▸ YOUR GOAL: Repeat every item below verbatim, leaving out the picture lines.

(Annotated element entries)
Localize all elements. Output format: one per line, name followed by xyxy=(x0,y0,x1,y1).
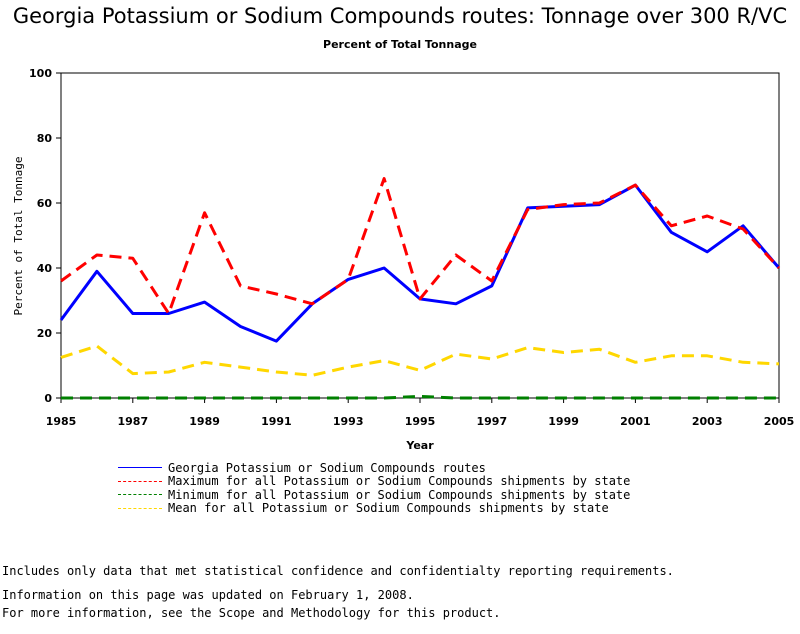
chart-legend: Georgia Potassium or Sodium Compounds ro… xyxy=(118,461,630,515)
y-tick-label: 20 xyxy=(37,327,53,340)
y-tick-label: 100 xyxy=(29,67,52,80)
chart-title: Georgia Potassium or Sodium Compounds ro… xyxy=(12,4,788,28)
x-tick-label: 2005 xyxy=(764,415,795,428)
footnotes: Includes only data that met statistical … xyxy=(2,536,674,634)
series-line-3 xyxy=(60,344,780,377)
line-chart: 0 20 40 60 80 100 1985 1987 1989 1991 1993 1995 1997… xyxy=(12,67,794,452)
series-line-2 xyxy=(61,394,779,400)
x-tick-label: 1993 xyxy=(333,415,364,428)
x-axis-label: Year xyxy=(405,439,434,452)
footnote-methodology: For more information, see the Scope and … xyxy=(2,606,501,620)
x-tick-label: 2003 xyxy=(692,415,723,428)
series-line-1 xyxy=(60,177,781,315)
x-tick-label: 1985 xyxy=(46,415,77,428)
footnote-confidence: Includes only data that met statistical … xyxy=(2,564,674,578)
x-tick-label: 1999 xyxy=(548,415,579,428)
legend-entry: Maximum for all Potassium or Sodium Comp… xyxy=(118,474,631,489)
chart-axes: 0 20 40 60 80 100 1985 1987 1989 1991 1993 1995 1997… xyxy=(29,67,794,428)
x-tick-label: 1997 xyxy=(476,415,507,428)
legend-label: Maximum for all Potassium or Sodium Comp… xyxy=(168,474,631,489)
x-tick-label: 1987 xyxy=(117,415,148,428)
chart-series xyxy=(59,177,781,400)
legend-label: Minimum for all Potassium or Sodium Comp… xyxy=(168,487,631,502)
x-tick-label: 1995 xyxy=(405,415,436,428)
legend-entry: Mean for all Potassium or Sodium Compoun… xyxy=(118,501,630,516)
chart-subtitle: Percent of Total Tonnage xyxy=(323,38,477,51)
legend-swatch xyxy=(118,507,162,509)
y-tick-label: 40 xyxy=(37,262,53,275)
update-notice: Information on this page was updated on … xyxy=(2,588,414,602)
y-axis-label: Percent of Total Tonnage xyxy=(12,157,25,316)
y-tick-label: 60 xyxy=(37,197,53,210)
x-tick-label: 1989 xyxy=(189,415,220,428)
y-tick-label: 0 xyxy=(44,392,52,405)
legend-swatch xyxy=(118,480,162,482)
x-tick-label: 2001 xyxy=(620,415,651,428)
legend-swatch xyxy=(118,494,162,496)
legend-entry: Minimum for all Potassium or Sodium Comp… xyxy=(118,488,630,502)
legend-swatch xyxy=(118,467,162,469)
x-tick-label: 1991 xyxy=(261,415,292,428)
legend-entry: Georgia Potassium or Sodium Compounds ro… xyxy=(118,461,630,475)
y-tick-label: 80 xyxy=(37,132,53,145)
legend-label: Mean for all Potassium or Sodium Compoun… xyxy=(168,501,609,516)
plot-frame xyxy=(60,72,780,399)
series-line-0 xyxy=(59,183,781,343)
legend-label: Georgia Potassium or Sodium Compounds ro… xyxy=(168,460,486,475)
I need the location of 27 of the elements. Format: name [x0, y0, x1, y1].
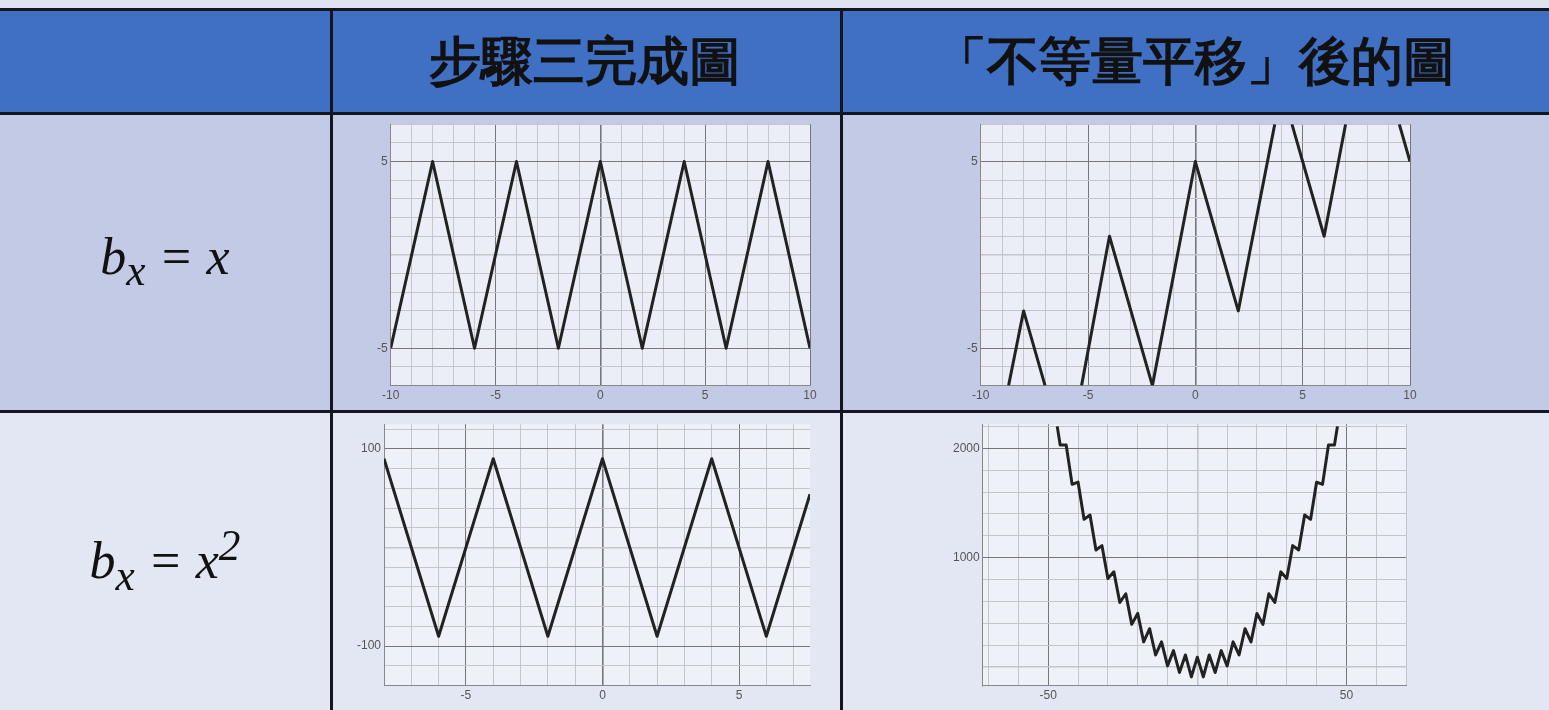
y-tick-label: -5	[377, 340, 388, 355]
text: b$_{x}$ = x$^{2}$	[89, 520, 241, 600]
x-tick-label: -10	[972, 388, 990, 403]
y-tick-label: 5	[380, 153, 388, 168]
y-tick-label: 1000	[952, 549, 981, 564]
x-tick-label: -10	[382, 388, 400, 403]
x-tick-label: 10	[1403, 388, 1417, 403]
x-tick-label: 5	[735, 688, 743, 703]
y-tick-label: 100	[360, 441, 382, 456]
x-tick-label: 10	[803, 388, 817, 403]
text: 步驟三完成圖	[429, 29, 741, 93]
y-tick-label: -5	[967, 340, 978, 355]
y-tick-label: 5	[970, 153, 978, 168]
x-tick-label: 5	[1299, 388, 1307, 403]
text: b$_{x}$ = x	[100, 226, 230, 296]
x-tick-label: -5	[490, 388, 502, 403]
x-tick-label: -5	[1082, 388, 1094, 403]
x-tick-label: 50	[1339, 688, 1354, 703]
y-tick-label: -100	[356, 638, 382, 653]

▸ OUTPUT OF THE TASK:
Localize all elements. Output format: one per line, name followed by xyxy=(x0,y0,x1,y1).
chart-legend: Georgia Potassium or Sodium Compounds ro… xyxy=(118,461,630,515)
y-tick-label: 20 xyxy=(37,327,53,340)
y-tick-label: 100 xyxy=(29,67,52,80)
chart-title: Georgia Potassium or Sodium Compounds ro… xyxy=(12,4,788,28)
x-tick-label: 2005 xyxy=(764,415,795,428)
footnotes: Includes only data that met statistical … xyxy=(2,536,674,634)
series-line-3 xyxy=(60,344,780,377)
line-chart: 0 20 40 60 80 100 1985 1987 1989 1991 1993 1995 1997… xyxy=(12,67,794,452)
series-line-2 xyxy=(61,394,779,400)
x-tick-label: 1993 xyxy=(333,415,364,428)
x-axis-label: Year xyxy=(405,439,434,452)
footnote-methodology: For more information, see the Scope and … xyxy=(2,606,501,620)
x-tick-label: 2003 xyxy=(692,415,723,428)
series-line-1 xyxy=(60,177,781,315)
x-tick-label: 1985 xyxy=(46,415,77,428)
footnote-confidence: Includes only data that met statistical … xyxy=(2,564,674,578)
x-tick-label: 1999 xyxy=(548,415,579,428)
legend-entry: Maximum for all Potassium or Sodium Comp… xyxy=(118,474,631,489)
chart-axes: 0 20 40 60 80 100 1985 1987 1989 1991 1993 1995 1997… xyxy=(29,67,794,428)
x-tick-label: 1997 xyxy=(476,415,507,428)
legend-label: Maximum for all Potassium or Sodium Comp… xyxy=(168,474,631,489)
x-tick-label: 1987 xyxy=(117,415,148,428)
chart-series xyxy=(59,177,781,400)
legend-label: Minimum for all Potassium or Sodium Comp… xyxy=(168,487,631,502)
x-tick-label: 1995 xyxy=(405,415,436,428)
legend-entry: Mean for all Potassium or Sodium Compoun… xyxy=(118,501,630,516)
chart-subtitle: Percent of Total Tonnage xyxy=(323,38,477,51)
legend-swatch xyxy=(118,507,162,509)
y-tick-label: 40 xyxy=(37,262,53,275)
update-notice: Information on this page was updated on … xyxy=(2,588,414,602)
y-axis-label: Percent of Total Tonnage xyxy=(12,157,25,316)
y-tick-label: 60 xyxy=(37,197,53,210)
x-tick-label: 1989 xyxy=(189,415,220,428)
y-tick-label: 0 xyxy=(44,392,52,405)
legend-swatch xyxy=(118,480,162,482)
x-tick-label: 2001 xyxy=(620,415,651,428)
legend-swatch xyxy=(118,494,162,496)
legend-entry: Minimum for all Potassium or Sodium Comp… xyxy=(118,488,630,502)
legend-swatch xyxy=(118,467,162,469)
x-tick-label: 1991 xyxy=(261,415,292,428)
legend-entry: Georgia Potassium or Sodium Compounds ro… xyxy=(118,461,630,475)
y-tick-label: 80 xyxy=(37,132,53,145)
legend-label: Mean for all Potassium or Sodium Compoun… xyxy=(168,501,609,516)
plot-frame xyxy=(60,72,780,399)
series-line-0 xyxy=(59,183,781,343)
legend-label: Georgia Potassium or Sodium Compounds ro… xyxy=(168,460,486,475)
I need the location of 27 of the elements. Format: name [x0, y0, x1, y1].
y-tick-label: -5	[377, 340, 388, 355]
text: b$_{x}$ = x$^{2}$	[89, 520, 241, 600]
x-tick-label: -10	[972, 388, 990, 403]
y-tick-label: 5	[380, 153, 388, 168]
y-tick-label: 1000	[952, 549, 981, 564]
x-tick-label: -10	[382, 388, 400, 403]
x-tick-label: 10	[1403, 388, 1417, 403]
x-tick-label: 5	[735, 688, 743, 703]
y-tick-label: 100	[360, 441, 382, 456]
x-tick-label: 10	[803, 388, 817, 403]
text: 步驟三完成圖	[429, 29, 741, 93]
y-tick-label: -5	[967, 340, 978, 355]
y-tick-label: 5	[970, 153, 978, 168]
x-tick-label: 5	[1299, 388, 1307, 403]
text: b$_{x}$ = x	[100, 226, 230, 296]
x-tick-label: -5	[490, 388, 502, 403]
x-tick-label: -5	[1082, 388, 1094, 403]
x-tick-label: 50	[1339, 688, 1354, 703]
y-tick-label: -100	[356, 638, 382, 653]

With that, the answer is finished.